Start of Task inputs

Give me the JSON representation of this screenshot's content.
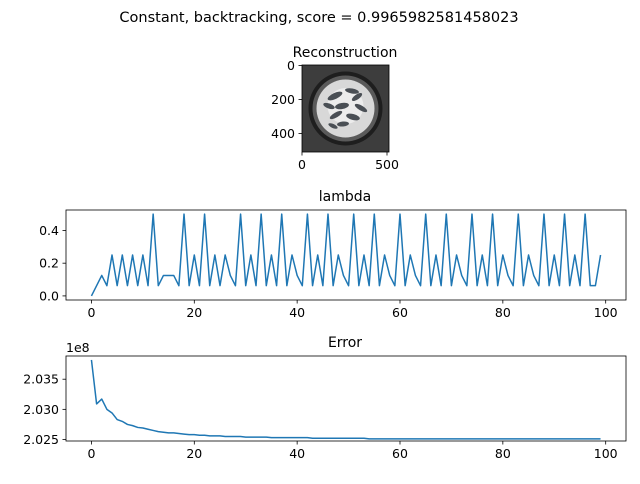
{
  "figure": {
    "suptitle": "Constant, backtracking, score = 0.9965982581458023"
  },
  "image_panel": {
    "title": "Reconstruction",
    "xticks": [
      "0",
      "500"
    ],
    "yticks": [
      "0",
      "200",
      "400"
    ],
    "description_colors": {
      "background": "#3c3c3c",
      "rim": "#1e1e1e",
      "disc": "#e6e6e6",
      "blob": "#4a4f55"
    }
  },
  "chart_data": [
    {
      "type": "line",
      "title": "lambda",
      "xlabel": "",
      "ylabel": "",
      "xlim": [
        -4.95,
        103.95
      ],
      "ylim": [
        -0.025,
        0.525
      ],
      "xticks": [
        0,
        20,
        40,
        60,
        80,
        100
      ],
      "yticks": [
        0.0,
        0.2,
        0.4
      ],
      "ytick_labels": [
        "0.0",
        "0.2",
        "0.4"
      ],
      "color": "#1f77b4",
      "x": [
        0,
        1,
        2,
        3,
        4,
        5,
        6,
        7,
        8,
        9,
        10,
        11,
        12,
        13,
        14,
        15,
        16,
        17,
        18,
        19,
        20,
        21,
        22,
        23,
        24,
        25,
        26,
        27,
        28,
        29,
        30,
        31,
        32,
        33,
        34,
        35,
        36,
        37,
        38,
        39,
        40,
        41,
        42,
        43,
        44,
        45,
        46,
        47,
        48,
        49,
        50,
        51,
        52,
        53,
        54,
        55,
        56,
        57,
        58,
        59,
        60,
        61,
        62,
        63,
        64,
        65,
        66,
        67,
        68,
        69,
        70,
        71,
        72,
        73,
        74,
        75,
        76,
        77,
        78,
        79,
        80,
        81,
        82,
        83,
        84,
        85,
        86,
        87,
        88,
        89,
        90,
        91,
        92,
        93,
        94,
        95,
        96,
        97,
        98,
        99
      ],
      "y": [
        0.0,
        0.0625,
        0.125,
        0.0625,
        0.25,
        0.0625,
        0.25,
        0.0625,
        0.25,
        0.0625,
        0.25,
        0.0625,
        0.5,
        0.0625,
        0.125,
        0.125,
        0.125,
        0.0625,
        0.5,
        0.0625,
        0.25,
        0.0625,
        0.5,
        0.0625,
        0.25,
        0.0625,
        0.25,
        0.125,
        0.0625,
        0.5,
        0.0625,
        0.25,
        0.0625,
        0.5,
        0.0625,
        0.25,
        0.0625,
        0.5,
        0.0625,
        0.25,
        0.125,
        0.0625,
        0.5,
        0.0625,
        0.25,
        0.0625,
        0.5,
        0.0625,
        0.25,
        0.125,
        0.0625,
        0.5,
        0.0625,
        0.25,
        0.0625,
        0.5,
        0.0625,
        0.25,
        0.125,
        0.0625,
        0.5,
        0.0625,
        0.25,
        0.125,
        0.0625,
        0.5,
        0.0625,
        0.25,
        0.0625,
        0.5,
        0.0625,
        0.25,
        0.125,
        0.0625,
        0.5,
        0.0625,
        0.25,
        0.0625,
        0.5,
        0.0625,
        0.25,
        0.125,
        0.0625,
        0.5,
        0.0625,
        0.25,
        0.125,
        0.0625,
        0.5,
        0.0625,
        0.25,
        0.0625,
        0.5,
        0.0625,
        0.25,
        0.0625,
        0.5,
        0.0625,
        0.0625,
        0.25
      ]
    },
    {
      "type": "line",
      "title": "Error",
      "xlabel": "",
      "ylabel": "",
      "offset_label": "1e8",
      "xlim": [
        -4.95,
        103.95
      ],
      "ylim": [
        2.02475,
        2.03885
      ],
      "xticks": [
        0,
        20,
        40,
        60,
        80,
        100
      ],
      "yticks": [
        2.025,
        2.03,
        2.035
      ],
      "ytick_labels": [
        "2.025",
        "2.030",
        "2.035"
      ],
      "color": "#1f77b4",
      "x": [
        0,
        1,
        2,
        3,
        4,
        5,
        6,
        7,
        8,
        9,
        10,
        11,
        12,
        13,
        14,
        15,
        16,
        17,
        18,
        19,
        20,
        21,
        22,
        23,
        24,
        25,
        26,
        27,
        28,
        29,
        30,
        31,
        32,
        33,
        34,
        35,
        36,
        37,
        38,
        39,
        40,
        41,
        42,
        43,
        44,
        45,
        46,
        47,
        48,
        49,
        50,
        51,
        52,
        53,
        54,
        55,
        56,
        57,
        58,
        59,
        60,
        61,
        62,
        63,
        64,
        65,
        66,
        67,
        68,
        69,
        70,
        71,
        72,
        73,
        74,
        75,
        76,
        77,
        78,
        79,
        80,
        81,
        82,
        83,
        84,
        85,
        86,
        87,
        88,
        89,
        90,
        91,
        92,
        93,
        94,
        95,
        96,
        97,
        98,
        99
      ],
      "y": [
        2.0382,
        2.0309,
        2.0317,
        2.03,
        2.0294,
        2.0283,
        2.028,
        2.0275,
        2.0273,
        2.027,
        2.0269,
        2.0267,
        2.0265,
        2.0263,
        2.0262,
        2.0261,
        2.0261,
        2.026,
        2.0259,
        2.0258,
        2.0258,
        2.0257,
        2.0257,
        2.0256,
        2.0256,
        2.0256,
        2.0255,
        2.0255,
        2.0255,
        2.0255,
        2.0254,
        2.0254,
        2.0254,
        2.0254,
        2.0254,
        2.0253,
        2.0253,
        2.0253,
        2.0253,
        2.0253,
        2.0253,
        2.0253,
        2.0253,
        2.0252,
        2.0252,
        2.0252,
        2.0252,
        2.0252,
        2.0252,
        2.0252,
        2.0252,
        2.0252,
        2.0252,
        2.0252,
        2.0251,
        2.0251,
        2.0251,
        2.0251,
        2.0251,
        2.0251,
        2.0251,
        2.0251,
        2.0251,
        2.0251,
        2.0251,
        2.0251,
        2.0251,
        2.0251,
        2.0251,
        2.0251,
        2.0251,
        2.0251,
        2.0251,
        2.0251,
        2.0251,
        2.0251,
        2.0251,
        2.0251,
        2.0251,
        2.0251,
        2.0251,
        2.0251,
        2.0251,
        2.0251,
        2.0251,
        2.0251,
        2.0251,
        2.0251,
        2.0251,
        2.0251,
        2.0251,
        2.0251,
        2.0251,
        2.0251,
        2.0251,
        2.0251,
        2.0251,
        2.0251,
        2.0251,
        2.0251
      ]
    }
  ]
}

End of Task inputs

◆ Work to complete
Keep the pictures out and write out the records exactly.

◆ Exercise answer
Give me the JSON representation of this screenshot's content.
{
  "figure": {
    "suptitle": "Constant, backtracking, score = 0.9965982581458023"
  },
  "image_panel": {
    "title": "Reconstruction",
    "xticks": [
      "0",
      "500"
    ],
    "yticks": [
      "0",
      "200",
      "400"
    ],
    "description_colors": {
      "background": "#3c3c3c",
      "rim": "#1e1e1e",
      "disc": "#e6e6e6",
      "blob": "#4a4f55"
    }
  },
  "chart_data": [
    {
      "type": "line",
      "title": "lambda",
      "xlabel": "",
      "ylabel": "",
      "xlim": [
        -4.95,
        103.95
      ],
      "ylim": [
        -0.025,
        0.525
      ],
      "xticks": [
        0,
        20,
        40,
        60,
        80,
        100
      ],
      "yticks": [
        0.0,
        0.2,
        0.4
      ],
      "ytick_labels": [
        "0.0",
        "0.2",
        "0.4"
      ],
      "color": "#1f77b4",
      "x": [
        0,
        1,
        2,
        3,
        4,
        5,
        6,
        7,
        8,
        9,
        10,
        11,
        12,
        13,
        14,
        15,
        16,
        17,
        18,
        19,
        20,
        21,
        22,
        23,
        24,
        25,
        26,
        27,
        28,
        29,
        30,
        31,
        32,
        33,
        34,
        35,
        36,
        37,
        38,
        39,
        40,
        41,
        42,
        43,
        44,
        45,
        46,
        47,
        48,
        49,
        50,
        51,
        52,
        53,
        54,
        55,
        56,
        57,
        58,
        59,
        60,
        61,
        62,
        63,
        64,
        65,
        66,
        67,
        68,
        69,
        70,
        71,
        72,
        73,
        74,
        75,
        76,
        77,
        78,
        79,
        80,
        81,
        82,
        83,
        84,
        85,
        86,
        87,
        88,
        89,
        90,
        91,
        92,
        93,
        94,
        95,
        96,
        97,
        98,
        99
      ],
      "y": [
        0.0,
        0.0625,
        0.125,
        0.0625,
        0.25,
        0.0625,
        0.25,
        0.0625,
        0.25,
        0.0625,
        0.25,
        0.0625,
        0.5,
        0.0625,
        0.125,
        0.125,
        0.125,
        0.0625,
        0.5,
        0.0625,
        0.25,
        0.0625,
        0.5,
        0.0625,
        0.25,
        0.0625,
        0.25,
        0.125,
        0.0625,
        0.5,
        0.0625,
        0.25,
        0.0625,
        0.5,
        0.0625,
        0.25,
        0.0625,
        0.5,
        0.0625,
        0.25,
        0.125,
        0.0625,
        0.5,
        0.0625,
        0.25,
        0.0625,
        0.5,
        0.0625,
        0.25,
        0.125,
        0.0625,
        0.5,
        0.0625,
        0.25,
        0.0625,
        0.5,
        0.0625,
        0.25,
        0.125,
        0.0625,
        0.5,
        0.0625,
        0.25,
        0.125,
        0.0625,
        0.5,
        0.0625,
        0.25,
        0.0625,
        0.5,
        0.0625,
        0.25,
        0.125,
        0.0625,
        0.5,
        0.0625,
        0.25,
        0.0625,
        0.5,
        0.0625,
        0.25,
        0.125,
        0.0625,
        0.5,
        0.0625,
        0.25,
        0.125,
        0.0625,
        0.5,
        0.0625,
        0.25,
        0.0625,
        0.5,
        0.0625,
        0.25,
        0.0625,
        0.5,
        0.0625,
        0.0625,
        0.25
      ]
    },
    {
      "type": "line",
      "title": "Error",
      "xlabel": "",
      "ylabel": "",
      "offset_label": "1e8",
      "xlim": [
        -4.95,
        103.95
      ],
      "ylim": [
        2.02475,
        2.03885
      ],
      "xticks": [
        0,
        20,
        40,
        60,
        80,
        100
      ],
      "yticks": [
        2.025,
        2.03,
        2.035
      ],
      "ytick_labels": [
        "2.025",
        "2.030",
        "2.035"
      ],
      "color": "#1f77b4",
      "x": [
        0,
        1,
        2,
        3,
        4,
        5,
        6,
        7,
        8,
        9,
        10,
        11,
        12,
        13,
        14,
        15,
        16,
        17,
        18,
        19,
        20,
        21,
        22,
        23,
        24,
        25,
        26,
        27,
        28,
        29,
        30,
        31,
        32,
        33,
        34,
        35,
        36,
        37,
        38,
        39,
        40,
        41,
        42,
        43,
        44,
        45,
        46,
        47,
        48,
        49,
        50,
        51,
        52,
        53,
        54,
        55,
        56,
        57,
        58,
        59,
        60,
        61,
        62,
        63,
        64,
        65,
        66,
        67,
        68,
        69,
        70,
        71,
        72,
        73,
        74,
        75,
        76,
        77,
        78,
        79,
        80,
        81,
        82,
        83,
        84,
        85,
        86,
        87,
        88,
        89,
        90,
        91,
        92,
        93,
        94,
        95,
        96,
        97,
        98,
        99
      ],
      "y": [
        2.0382,
        2.0309,
        2.0317,
        2.03,
        2.0294,
        2.0283,
        2.028,
        2.0275,
        2.0273,
        2.027,
        2.0269,
        2.0267,
        2.0265,
        2.0263,
        2.0262,
        2.0261,
        2.0261,
        2.026,
        2.0259,
        2.0258,
        2.0258,
        2.0257,
        2.0257,
        2.0256,
        2.0256,
        2.0256,
        2.0255,
        2.0255,
        2.0255,
        2.0255,
        2.0254,
        2.0254,
        2.0254,
        2.0254,
        2.0254,
        2.0253,
        2.0253,
        2.0253,
        2.0253,
        2.0253,
        2.0253,
        2.0253,
        2.0253,
        2.0252,
        2.0252,
        2.0252,
        2.0252,
        2.0252,
        2.0252,
        2.0252,
        2.0252,
        2.0252,
        2.0252,
        2.0252,
        2.0251,
        2.0251,
        2.0251,
        2.0251,
        2.0251,
        2.0251,
        2.0251,
        2.0251,
        2.0251,
        2.0251,
        2.0251,
        2.0251,
        2.0251,
        2.0251,
        2.0251,
        2.0251,
        2.0251,
        2.0251,
        2.0251,
        2.0251,
        2.0251,
        2.0251,
        2.0251,
        2.0251,
        2.0251,
        2.0251,
        2.0251,
        2.0251,
        2.0251,
        2.0251,
        2.0251,
        2.0251,
        2.0251,
        2.0251,
        2.0251,
        2.0251,
        2.0251,
        2.0251,
        2.0251,
        2.0251,
        2.0251,
        2.0251,
        2.0251,
        2.0251,
        2.0251,
        2.0251
      ]
    }
  ]
}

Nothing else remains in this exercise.